▶ _Source data_:
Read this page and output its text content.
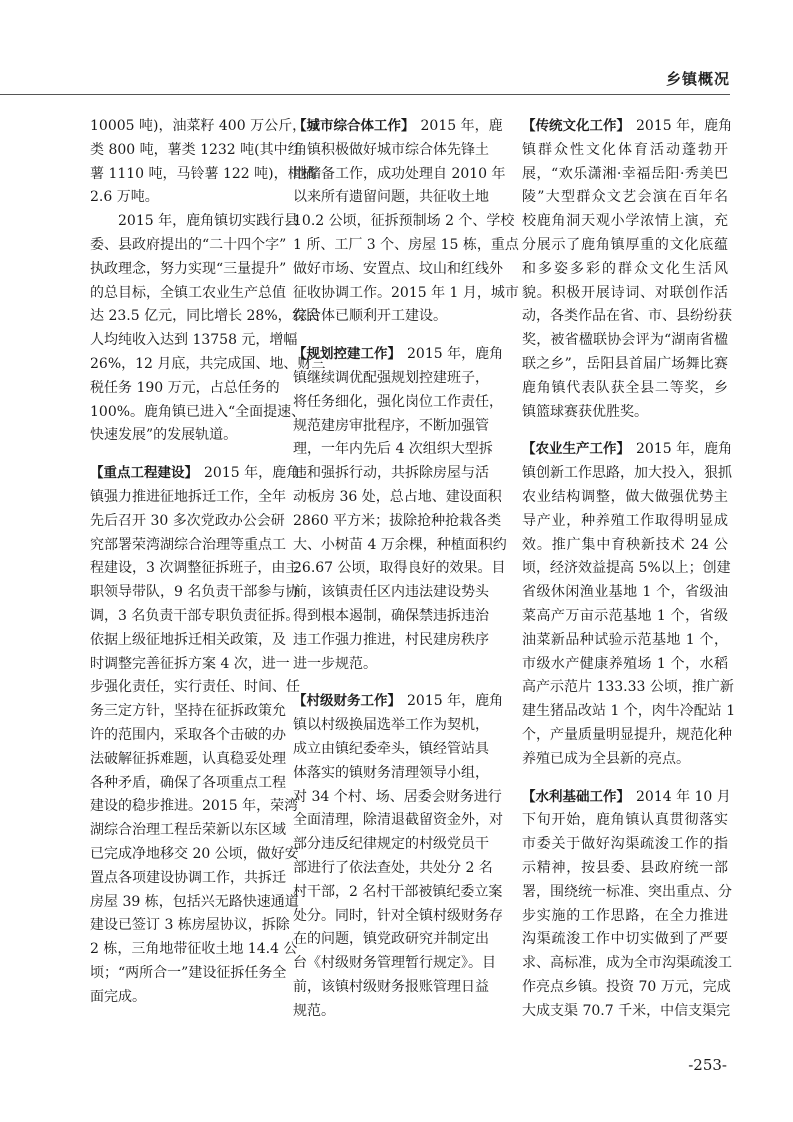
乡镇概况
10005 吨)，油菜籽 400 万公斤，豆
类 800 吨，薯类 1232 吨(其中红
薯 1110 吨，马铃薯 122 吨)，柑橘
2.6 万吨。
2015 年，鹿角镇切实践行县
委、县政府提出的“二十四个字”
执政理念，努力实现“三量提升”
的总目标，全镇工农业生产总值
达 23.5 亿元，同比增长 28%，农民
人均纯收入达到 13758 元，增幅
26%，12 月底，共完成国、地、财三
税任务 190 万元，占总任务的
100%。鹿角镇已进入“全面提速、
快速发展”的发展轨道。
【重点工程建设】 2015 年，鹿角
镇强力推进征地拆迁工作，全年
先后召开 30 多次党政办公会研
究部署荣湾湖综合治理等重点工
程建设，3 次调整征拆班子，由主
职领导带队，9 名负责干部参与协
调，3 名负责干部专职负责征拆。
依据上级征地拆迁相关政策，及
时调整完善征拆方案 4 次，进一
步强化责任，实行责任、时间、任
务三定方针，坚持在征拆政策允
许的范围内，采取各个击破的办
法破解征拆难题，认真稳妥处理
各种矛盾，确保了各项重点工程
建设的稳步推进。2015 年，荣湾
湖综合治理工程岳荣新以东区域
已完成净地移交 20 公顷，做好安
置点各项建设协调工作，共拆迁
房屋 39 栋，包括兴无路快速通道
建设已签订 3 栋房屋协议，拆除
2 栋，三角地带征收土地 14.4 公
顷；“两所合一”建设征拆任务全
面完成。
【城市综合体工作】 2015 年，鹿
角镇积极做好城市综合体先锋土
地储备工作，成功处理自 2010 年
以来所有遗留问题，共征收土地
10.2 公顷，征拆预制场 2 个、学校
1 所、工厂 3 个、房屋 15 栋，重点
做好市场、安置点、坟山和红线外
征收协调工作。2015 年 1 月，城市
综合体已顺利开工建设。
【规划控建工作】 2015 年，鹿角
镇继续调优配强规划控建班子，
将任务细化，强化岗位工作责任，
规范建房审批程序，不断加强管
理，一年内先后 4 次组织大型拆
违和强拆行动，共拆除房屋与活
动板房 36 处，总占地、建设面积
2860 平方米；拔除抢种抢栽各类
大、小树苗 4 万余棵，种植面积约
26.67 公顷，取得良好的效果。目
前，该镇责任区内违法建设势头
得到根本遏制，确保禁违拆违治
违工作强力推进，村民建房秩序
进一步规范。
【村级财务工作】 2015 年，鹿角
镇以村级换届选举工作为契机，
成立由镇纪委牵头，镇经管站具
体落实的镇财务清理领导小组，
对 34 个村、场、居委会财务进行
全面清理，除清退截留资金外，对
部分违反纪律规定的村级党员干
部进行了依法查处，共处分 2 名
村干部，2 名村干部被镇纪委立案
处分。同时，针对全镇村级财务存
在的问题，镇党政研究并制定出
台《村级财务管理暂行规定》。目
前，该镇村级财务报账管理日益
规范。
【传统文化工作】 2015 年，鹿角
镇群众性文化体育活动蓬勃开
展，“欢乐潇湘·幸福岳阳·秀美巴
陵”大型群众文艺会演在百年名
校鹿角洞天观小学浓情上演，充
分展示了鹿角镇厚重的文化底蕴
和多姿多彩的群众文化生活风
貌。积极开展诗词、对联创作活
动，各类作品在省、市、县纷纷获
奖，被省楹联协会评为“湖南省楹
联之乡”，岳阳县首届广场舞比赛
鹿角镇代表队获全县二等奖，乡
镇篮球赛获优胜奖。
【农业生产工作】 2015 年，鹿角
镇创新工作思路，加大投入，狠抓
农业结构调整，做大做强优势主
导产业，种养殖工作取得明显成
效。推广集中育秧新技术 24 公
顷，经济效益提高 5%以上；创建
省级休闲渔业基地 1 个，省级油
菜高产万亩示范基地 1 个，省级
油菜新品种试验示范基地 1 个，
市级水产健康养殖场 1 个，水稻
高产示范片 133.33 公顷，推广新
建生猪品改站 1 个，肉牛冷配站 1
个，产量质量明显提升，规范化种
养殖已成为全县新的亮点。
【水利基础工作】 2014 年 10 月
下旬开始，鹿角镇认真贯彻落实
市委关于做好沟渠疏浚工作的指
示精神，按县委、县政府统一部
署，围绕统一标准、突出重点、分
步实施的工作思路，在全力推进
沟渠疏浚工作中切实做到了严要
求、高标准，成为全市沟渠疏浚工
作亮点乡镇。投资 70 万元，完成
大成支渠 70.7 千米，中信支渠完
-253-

--

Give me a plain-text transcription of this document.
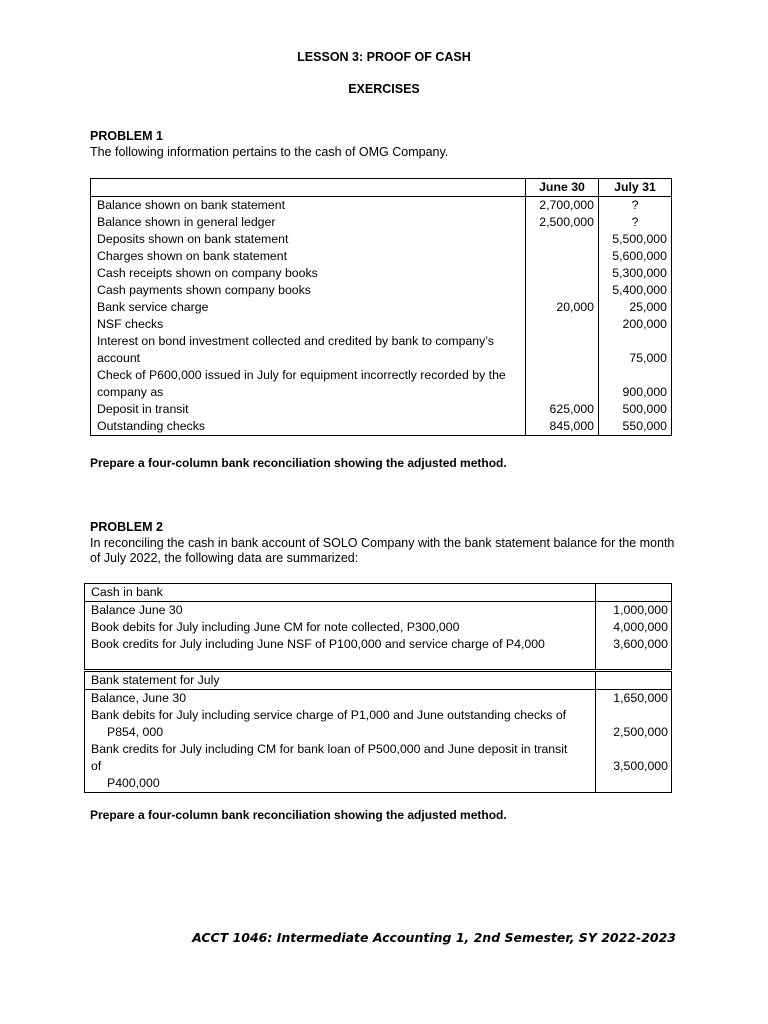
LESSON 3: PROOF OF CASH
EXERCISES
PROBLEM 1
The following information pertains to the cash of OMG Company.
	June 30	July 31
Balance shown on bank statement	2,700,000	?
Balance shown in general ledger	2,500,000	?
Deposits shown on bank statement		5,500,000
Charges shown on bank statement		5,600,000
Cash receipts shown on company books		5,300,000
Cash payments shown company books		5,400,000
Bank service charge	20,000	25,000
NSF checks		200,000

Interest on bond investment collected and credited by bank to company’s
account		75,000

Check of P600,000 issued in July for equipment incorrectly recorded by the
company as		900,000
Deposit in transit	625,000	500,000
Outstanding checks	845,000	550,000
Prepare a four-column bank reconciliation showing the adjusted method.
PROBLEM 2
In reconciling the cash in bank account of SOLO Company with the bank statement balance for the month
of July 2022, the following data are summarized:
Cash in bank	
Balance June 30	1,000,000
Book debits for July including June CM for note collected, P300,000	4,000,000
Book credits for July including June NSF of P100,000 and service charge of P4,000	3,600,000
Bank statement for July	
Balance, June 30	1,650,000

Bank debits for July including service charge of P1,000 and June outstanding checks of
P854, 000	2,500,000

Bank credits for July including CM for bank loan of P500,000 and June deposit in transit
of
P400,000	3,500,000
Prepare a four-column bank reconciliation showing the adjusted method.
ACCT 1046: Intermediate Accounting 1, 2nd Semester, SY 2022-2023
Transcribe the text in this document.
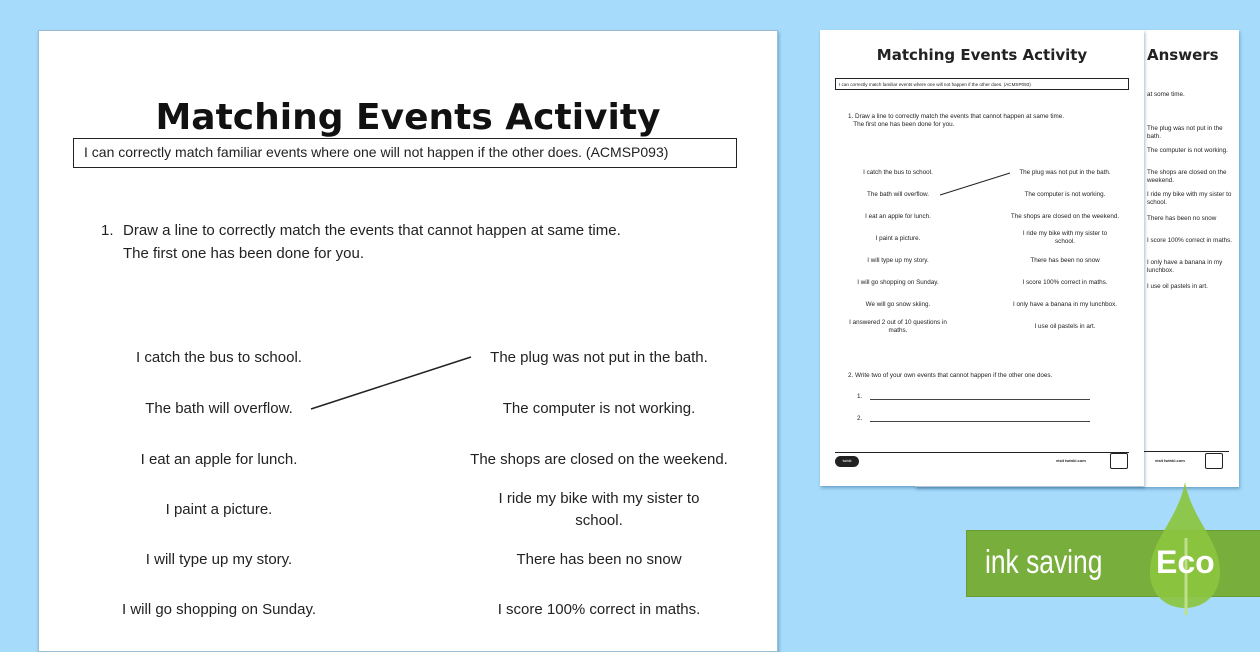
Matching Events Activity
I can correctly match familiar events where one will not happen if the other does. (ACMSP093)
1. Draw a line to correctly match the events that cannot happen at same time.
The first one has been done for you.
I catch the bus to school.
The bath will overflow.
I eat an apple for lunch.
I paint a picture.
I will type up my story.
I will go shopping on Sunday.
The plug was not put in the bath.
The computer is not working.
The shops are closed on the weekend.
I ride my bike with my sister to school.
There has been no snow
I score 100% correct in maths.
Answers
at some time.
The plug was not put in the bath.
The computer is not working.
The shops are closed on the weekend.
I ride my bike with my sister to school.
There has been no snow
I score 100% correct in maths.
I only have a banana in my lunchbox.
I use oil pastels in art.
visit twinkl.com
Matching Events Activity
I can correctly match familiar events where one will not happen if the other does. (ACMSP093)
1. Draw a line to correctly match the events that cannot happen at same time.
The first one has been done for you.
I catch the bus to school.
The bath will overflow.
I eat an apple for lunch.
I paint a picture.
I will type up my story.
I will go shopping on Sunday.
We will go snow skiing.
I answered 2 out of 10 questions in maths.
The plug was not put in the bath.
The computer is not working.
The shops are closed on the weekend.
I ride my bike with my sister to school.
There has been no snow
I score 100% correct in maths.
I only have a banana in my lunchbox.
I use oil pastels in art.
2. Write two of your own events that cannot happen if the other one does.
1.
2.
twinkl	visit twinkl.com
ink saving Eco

▶ _REQUIRED TASK_: Give the number of lines that carry the word "text", with nothing added.

▶ _RESPONSE TO THE TASK_: 3